(Stored items)
--------------------

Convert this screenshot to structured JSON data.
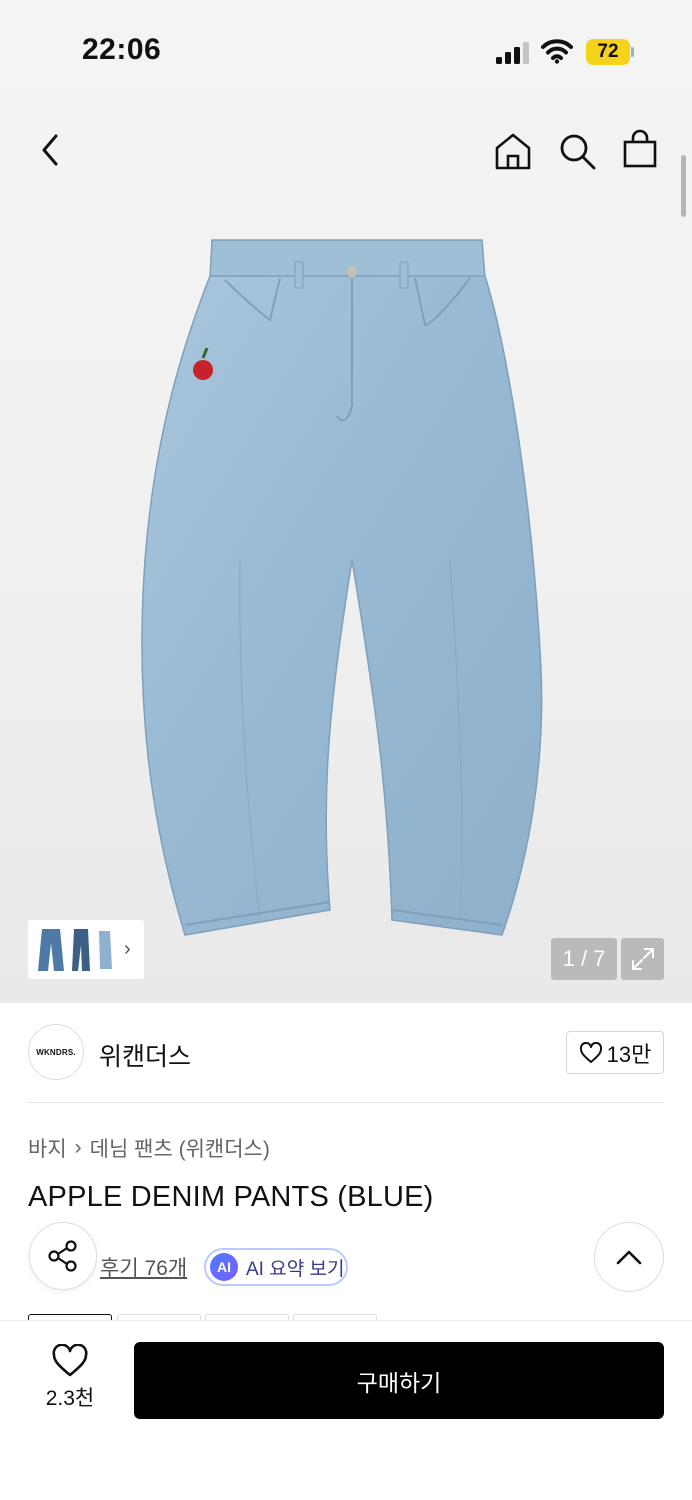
{
  "status_bar": {
    "time": "22:06",
    "battery": "72"
  },
  "header": {
    "back_icon": "chevron-left-icon",
    "icons": [
      "home-icon",
      "search-icon",
      "shopping-bag-icon"
    ]
  },
  "gallery": {
    "counter": "1 / 7",
    "expand_icon": "expand-icon"
  },
  "brand": {
    "logo_text": "WKNDRS.",
    "name": "위캔더스",
    "likes": "13만"
  },
  "breadcrumb": {
    "level1": "바지",
    "level2": "데님 팬츠 (위캔더스)"
  },
  "product": {
    "title": "APPLE DENIM PANTS (BLUE)",
    "reviews": "후기 76개",
    "ai_badge": "AI",
    "ai_summary": "AI 요약 보기"
  },
  "bottom_bar": {
    "wish_count": "2.3천",
    "buy_label": "구매하기"
  },
  "colors": {
    "accent": "#000000",
    "battery": "#f5d31a",
    "denim": "#9bbcd6"
  }
}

--------------------

What needs to be done » Give back the entries verbatim. Do not include any picture.

Solved problem »
Convert this screenshot to structured JSON data.
{
  "status_bar": {
    "time": "22:06",
    "battery": "72"
  },
  "header": {
    "back_icon": "chevron-left-icon",
    "icons": [
      "home-icon",
      "search-icon",
      "shopping-bag-icon"
    ]
  },
  "gallery": {
    "counter": "1 / 7",
    "expand_icon": "expand-icon"
  },
  "brand": {
    "logo_text": "WKNDRS.",
    "name": "위캔더스",
    "likes": "13만"
  },
  "breadcrumb": {
    "level1": "바지",
    "level2": "데님 팬츠 (위캔더스)"
  },
  "product": {
    "title": "APPLE DENIM PANTS (BLUE)",
    "reviews": "후기 76개",
    "ai_badge": "AI",
    "ai_summary": "AI 요약 보기"
  },
  "bottom_bar": {
    "wish_count": "2.3천",
    "buy_label": "구매하기"
  },
  "colors": {
    "accent": "#000000",
    "battery": "#f5d31a",
    "denim": "#9bbcd6"
  }
}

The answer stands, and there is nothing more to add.